> **Selection**:
(Penang, Thursday): Just before coming
to the forum, there was the news report that the Muslim Scholars Association of
Malaysia (PUM) had issued a strong salvo against the Bar Council telling it not
to interfere in Islamic matters and it called on the government to amend the Legal Profession Act to
prevent the Bar Council from issuing statements concerning Islam.
The PUM declared
that it was against the freedom of expression supported by the Bar Council if it
included any individuals or organisations that are non-Islam speaking as they
like on Islamic matters.
This is the latest
development in the controversy sparked off by the PUM memorandum to the
Conference of Rulers urging action
against six writers for
This is a most
disturbing development with far-reaching consequences for democracy, human
rights and nation-building in a plural Malaysia - and raises the question
whether the opposition to the establishment of an Islamic State in Malaysia will
one day be equated with attempts to denigrate Islam and declared
impermissible in Malaysia although it is in no way anti-Islam.

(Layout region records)
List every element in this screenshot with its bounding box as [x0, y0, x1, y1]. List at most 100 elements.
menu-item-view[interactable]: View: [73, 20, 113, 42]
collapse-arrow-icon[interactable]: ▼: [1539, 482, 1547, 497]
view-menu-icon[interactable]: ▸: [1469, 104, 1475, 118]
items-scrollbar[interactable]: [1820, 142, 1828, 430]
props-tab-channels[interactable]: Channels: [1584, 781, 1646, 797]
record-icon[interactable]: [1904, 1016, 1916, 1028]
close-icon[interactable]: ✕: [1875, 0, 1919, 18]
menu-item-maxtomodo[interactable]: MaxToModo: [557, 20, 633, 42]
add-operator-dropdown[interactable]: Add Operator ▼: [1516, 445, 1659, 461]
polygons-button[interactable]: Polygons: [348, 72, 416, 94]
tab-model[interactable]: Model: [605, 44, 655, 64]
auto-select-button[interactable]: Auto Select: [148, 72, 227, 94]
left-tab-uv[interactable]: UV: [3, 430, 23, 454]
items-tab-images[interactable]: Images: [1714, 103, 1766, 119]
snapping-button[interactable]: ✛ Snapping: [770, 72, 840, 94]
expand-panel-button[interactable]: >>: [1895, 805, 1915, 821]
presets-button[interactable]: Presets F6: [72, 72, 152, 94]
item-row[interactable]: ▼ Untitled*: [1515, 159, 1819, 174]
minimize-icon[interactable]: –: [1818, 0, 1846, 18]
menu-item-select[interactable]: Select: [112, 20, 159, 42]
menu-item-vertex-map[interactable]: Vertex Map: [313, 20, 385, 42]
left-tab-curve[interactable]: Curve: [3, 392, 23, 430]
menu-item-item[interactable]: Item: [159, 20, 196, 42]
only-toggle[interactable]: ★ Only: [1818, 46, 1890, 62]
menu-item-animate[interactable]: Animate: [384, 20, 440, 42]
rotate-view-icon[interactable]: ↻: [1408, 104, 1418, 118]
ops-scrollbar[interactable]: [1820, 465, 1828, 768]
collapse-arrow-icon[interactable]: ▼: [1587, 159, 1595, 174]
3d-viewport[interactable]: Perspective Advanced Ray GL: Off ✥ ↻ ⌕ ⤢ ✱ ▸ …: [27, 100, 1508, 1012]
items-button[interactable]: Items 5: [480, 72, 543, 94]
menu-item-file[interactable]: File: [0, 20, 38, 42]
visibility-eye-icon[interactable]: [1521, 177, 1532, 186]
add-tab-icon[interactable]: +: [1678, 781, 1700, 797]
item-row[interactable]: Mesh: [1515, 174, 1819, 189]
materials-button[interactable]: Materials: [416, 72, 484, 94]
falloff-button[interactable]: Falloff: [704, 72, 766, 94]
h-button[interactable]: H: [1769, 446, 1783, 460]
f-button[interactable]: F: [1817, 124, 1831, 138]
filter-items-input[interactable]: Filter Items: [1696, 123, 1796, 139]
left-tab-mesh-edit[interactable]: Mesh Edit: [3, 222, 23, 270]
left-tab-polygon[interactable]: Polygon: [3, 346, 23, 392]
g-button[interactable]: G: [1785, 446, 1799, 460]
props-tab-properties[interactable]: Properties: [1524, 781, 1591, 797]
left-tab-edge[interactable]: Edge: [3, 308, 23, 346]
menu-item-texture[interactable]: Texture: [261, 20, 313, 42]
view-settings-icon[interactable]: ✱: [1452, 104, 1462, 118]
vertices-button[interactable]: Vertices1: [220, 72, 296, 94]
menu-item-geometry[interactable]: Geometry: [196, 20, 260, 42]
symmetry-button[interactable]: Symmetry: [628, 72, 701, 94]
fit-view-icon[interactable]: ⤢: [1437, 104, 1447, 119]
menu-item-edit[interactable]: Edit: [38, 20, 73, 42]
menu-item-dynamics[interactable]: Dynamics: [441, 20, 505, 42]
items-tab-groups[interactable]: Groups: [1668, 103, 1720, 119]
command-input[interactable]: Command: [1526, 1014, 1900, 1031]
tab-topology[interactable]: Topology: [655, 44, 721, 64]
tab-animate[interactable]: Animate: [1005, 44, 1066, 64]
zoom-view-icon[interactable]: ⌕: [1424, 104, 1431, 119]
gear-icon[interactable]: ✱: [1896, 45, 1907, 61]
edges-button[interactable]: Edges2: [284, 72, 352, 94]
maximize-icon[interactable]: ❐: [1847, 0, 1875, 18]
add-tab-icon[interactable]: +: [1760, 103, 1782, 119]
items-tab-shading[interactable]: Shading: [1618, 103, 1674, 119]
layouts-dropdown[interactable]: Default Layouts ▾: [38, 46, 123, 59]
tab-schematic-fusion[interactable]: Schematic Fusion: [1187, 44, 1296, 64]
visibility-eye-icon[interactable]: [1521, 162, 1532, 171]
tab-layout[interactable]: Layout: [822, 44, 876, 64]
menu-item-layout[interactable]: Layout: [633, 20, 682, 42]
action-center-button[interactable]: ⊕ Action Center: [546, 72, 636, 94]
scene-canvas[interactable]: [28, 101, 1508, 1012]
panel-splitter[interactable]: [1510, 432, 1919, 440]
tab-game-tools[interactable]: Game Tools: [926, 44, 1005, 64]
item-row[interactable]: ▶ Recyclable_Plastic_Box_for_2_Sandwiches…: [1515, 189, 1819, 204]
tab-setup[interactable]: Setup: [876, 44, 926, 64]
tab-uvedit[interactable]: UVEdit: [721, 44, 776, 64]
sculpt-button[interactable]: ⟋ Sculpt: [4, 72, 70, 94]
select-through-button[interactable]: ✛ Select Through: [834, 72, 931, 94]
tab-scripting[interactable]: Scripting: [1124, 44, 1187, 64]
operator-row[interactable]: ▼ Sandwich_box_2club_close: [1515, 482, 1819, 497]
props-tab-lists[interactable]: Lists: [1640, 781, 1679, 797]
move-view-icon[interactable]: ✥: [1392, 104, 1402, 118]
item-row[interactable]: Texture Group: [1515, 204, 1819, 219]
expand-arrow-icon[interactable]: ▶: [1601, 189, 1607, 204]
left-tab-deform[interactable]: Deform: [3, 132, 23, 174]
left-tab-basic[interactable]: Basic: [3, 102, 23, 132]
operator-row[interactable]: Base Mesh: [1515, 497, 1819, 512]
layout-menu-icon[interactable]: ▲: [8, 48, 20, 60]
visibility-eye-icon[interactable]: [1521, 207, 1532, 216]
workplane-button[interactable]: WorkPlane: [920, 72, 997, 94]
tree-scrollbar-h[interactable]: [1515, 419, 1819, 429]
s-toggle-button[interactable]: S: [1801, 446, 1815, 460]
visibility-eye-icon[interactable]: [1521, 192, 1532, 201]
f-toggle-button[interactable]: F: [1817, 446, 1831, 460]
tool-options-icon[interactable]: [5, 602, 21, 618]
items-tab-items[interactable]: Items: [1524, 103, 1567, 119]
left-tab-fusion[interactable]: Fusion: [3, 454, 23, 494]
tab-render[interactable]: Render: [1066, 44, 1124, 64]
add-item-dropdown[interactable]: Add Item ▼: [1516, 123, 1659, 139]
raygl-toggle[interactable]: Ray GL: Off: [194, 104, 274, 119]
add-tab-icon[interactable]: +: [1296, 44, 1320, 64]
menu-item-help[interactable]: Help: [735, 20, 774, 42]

> **What is expected**:
Copy out, word for word, the entire text about the Muslim Scholars Association of Malaysia and the Bar Council. The records play no part in the work here.

> **Result of the task**:
(Penang, Thursday): Just before coming
to the forum, there was the news report that the Muslim Scholars Association of
Malaysia (PUM) had issued a strong salvo against the Bar Council telling it not
to interfere in Islamic matters and it called on the government to amend the Legal Profession Act to
prevent the Bar Council from issuing statements concerning Islam.
The PUM declared
that it was against the freedom of expression supported by the Bar Council if it
included any individuals or organisations that are non-Islam speaking as they
like on Islamic matters.
This is the latest
development in the controversy sparked off by the PUM memorandum to the
Conference of Rulers urging action
against six writers for
This is a most
disturbing development with far-reaching consequences for democracy, human
rights and nation-building in a plural Malaysia - and raises the question
whether the opposition to the establishment of an Islamic State in Malaysia will
one day be equated with attempts to denigrate Islam and declared
impermissible in Malaysia although it is in no way anti-Islam.